* TASKS AND EXERCISES:
- A) In the passage on schools and systems, what reason does it give for educational systems failing the students?
- B) List every question that the passage on schools and systems says we ask people after creating impossible situations for them.

* SOURCE DOCUMENT:
We create impossible situations for people and then we ask, “What is wrong?  Why aren’t you happy?  Why can’t you do better?  Why is it so hard for you to do what is asked of you?”  Systems are notorious for this.  Systems love to stick to the surface of things, to take what makes great sense and just toss it out for what is nonsensical.  Systems disengage from the soul of circumstances and the soul of those who serve people rather than cater to the whimsy of systems.  Systems love to hit good people over the head and then ask why there is a lack of trust.

Our educational systems may be failing the students, but this is only because the system is failing the teachers.  When you beat the passion out of the classroom, when you prioritize paperwork and testing over relationships, and when you continue to watch and promote the eventual departure of the most amazing teachers… the only thing that can possibly happen is to watch the students fail.

* DATASET RECORDS:
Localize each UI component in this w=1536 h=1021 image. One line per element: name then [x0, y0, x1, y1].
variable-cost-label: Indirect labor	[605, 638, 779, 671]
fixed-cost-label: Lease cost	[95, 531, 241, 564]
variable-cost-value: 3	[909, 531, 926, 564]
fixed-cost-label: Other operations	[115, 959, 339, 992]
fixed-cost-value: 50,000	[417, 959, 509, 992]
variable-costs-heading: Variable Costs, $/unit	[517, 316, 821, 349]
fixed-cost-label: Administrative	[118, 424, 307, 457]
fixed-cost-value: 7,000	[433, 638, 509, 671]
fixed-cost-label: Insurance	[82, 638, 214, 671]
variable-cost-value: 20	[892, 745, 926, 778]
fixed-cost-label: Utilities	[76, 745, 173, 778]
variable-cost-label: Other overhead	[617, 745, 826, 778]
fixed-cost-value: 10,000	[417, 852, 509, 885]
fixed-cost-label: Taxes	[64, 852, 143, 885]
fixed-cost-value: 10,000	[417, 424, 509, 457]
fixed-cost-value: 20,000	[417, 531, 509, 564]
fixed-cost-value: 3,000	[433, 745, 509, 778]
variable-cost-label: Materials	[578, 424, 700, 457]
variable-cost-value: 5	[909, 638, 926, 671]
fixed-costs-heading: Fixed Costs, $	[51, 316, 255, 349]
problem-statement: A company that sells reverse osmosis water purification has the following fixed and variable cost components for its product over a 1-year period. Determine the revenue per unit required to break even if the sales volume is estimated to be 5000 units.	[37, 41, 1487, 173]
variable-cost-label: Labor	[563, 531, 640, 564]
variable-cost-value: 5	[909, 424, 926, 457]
==
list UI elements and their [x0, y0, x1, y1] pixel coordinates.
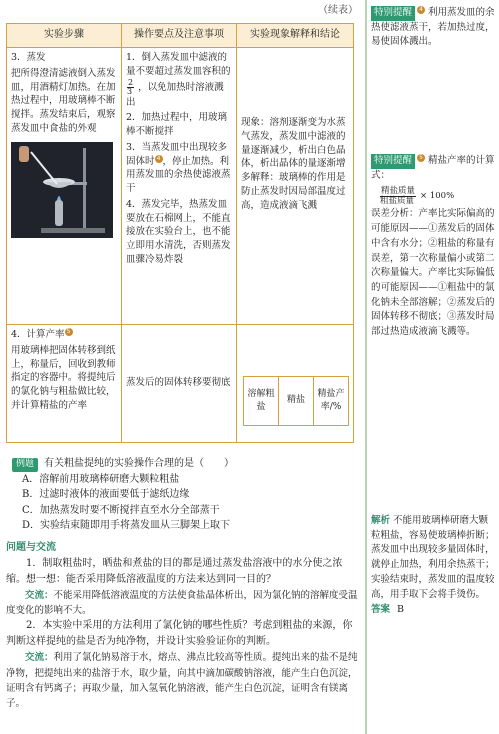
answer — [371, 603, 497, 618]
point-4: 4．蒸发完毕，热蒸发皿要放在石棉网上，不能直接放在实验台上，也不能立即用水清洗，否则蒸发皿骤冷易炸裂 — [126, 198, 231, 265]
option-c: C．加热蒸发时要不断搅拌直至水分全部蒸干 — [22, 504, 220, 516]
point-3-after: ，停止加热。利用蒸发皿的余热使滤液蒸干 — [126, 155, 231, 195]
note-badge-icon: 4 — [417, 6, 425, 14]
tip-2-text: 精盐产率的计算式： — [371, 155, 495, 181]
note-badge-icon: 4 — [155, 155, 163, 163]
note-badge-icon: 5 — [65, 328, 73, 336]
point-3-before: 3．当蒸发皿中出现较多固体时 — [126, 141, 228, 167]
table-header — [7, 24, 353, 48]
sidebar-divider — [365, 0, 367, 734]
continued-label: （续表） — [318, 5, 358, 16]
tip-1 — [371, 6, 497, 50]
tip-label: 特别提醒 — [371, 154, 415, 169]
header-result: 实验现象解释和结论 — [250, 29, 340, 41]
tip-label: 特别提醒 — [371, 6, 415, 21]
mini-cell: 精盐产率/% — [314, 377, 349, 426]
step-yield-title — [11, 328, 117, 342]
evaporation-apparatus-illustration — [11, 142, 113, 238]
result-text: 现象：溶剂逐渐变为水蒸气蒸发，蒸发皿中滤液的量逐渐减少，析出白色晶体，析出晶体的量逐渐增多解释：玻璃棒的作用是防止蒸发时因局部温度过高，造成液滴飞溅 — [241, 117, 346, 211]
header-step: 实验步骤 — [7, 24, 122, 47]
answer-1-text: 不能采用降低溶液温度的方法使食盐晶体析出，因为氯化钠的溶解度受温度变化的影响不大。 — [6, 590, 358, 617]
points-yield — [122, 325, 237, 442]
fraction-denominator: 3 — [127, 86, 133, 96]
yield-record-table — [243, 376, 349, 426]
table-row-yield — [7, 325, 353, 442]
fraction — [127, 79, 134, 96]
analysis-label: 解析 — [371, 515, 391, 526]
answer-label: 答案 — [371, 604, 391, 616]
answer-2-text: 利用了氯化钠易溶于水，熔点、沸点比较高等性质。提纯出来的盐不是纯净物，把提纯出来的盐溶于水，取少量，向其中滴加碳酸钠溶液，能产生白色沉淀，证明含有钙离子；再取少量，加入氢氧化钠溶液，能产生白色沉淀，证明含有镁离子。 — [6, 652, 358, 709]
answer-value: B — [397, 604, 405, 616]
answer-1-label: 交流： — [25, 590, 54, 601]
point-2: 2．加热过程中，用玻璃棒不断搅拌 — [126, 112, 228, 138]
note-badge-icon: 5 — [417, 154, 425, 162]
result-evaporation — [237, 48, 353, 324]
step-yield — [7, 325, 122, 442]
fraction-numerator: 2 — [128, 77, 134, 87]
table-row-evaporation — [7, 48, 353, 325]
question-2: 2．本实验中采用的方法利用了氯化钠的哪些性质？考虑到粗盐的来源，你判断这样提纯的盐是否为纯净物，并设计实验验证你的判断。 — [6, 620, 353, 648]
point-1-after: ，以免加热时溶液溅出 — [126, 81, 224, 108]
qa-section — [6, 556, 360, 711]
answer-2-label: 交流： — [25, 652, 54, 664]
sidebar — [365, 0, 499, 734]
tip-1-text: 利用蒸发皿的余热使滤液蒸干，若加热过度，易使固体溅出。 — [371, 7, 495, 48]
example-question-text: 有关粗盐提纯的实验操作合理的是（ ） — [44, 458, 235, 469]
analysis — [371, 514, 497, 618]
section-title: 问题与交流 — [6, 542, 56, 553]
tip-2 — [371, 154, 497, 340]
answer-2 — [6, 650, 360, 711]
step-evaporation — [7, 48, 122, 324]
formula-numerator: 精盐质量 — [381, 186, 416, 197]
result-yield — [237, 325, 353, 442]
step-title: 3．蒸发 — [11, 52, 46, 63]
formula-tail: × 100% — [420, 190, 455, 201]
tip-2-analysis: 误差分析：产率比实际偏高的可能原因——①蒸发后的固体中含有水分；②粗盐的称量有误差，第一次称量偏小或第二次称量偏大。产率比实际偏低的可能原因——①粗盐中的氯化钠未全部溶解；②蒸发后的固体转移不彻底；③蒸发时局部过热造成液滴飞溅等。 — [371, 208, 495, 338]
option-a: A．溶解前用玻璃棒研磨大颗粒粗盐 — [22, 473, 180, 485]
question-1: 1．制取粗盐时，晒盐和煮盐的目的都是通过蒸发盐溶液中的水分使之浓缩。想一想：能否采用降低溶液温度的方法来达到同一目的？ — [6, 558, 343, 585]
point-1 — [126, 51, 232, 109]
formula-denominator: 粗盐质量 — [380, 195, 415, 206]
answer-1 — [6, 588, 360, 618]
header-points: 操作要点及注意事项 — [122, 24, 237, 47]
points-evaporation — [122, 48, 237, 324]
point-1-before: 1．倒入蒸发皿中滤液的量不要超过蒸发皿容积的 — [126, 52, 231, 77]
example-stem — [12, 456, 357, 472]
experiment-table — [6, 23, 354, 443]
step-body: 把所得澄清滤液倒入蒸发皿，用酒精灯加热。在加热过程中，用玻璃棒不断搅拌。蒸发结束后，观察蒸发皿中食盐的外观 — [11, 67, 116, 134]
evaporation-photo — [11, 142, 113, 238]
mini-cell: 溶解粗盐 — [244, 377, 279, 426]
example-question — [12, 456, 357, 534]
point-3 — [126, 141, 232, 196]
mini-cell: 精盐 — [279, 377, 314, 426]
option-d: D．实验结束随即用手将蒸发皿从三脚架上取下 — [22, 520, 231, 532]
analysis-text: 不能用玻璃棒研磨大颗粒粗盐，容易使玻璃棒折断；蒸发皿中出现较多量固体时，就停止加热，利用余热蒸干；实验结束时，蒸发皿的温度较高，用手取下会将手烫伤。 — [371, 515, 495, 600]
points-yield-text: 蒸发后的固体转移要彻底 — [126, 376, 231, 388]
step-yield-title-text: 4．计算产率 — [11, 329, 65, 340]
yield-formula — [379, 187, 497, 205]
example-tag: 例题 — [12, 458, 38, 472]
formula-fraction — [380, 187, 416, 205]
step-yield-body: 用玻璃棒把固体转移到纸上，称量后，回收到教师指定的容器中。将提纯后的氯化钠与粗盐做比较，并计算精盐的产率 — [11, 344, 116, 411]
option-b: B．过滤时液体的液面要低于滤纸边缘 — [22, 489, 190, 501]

* ANSWERS TO THE TASKS:
- A) The system is failing the teachers.

- B)
- "What is wrong?"
- "Why aren't you happy?"
- "Why can't you do better?"
- "Why is it so hard for you to do what is asked of you?"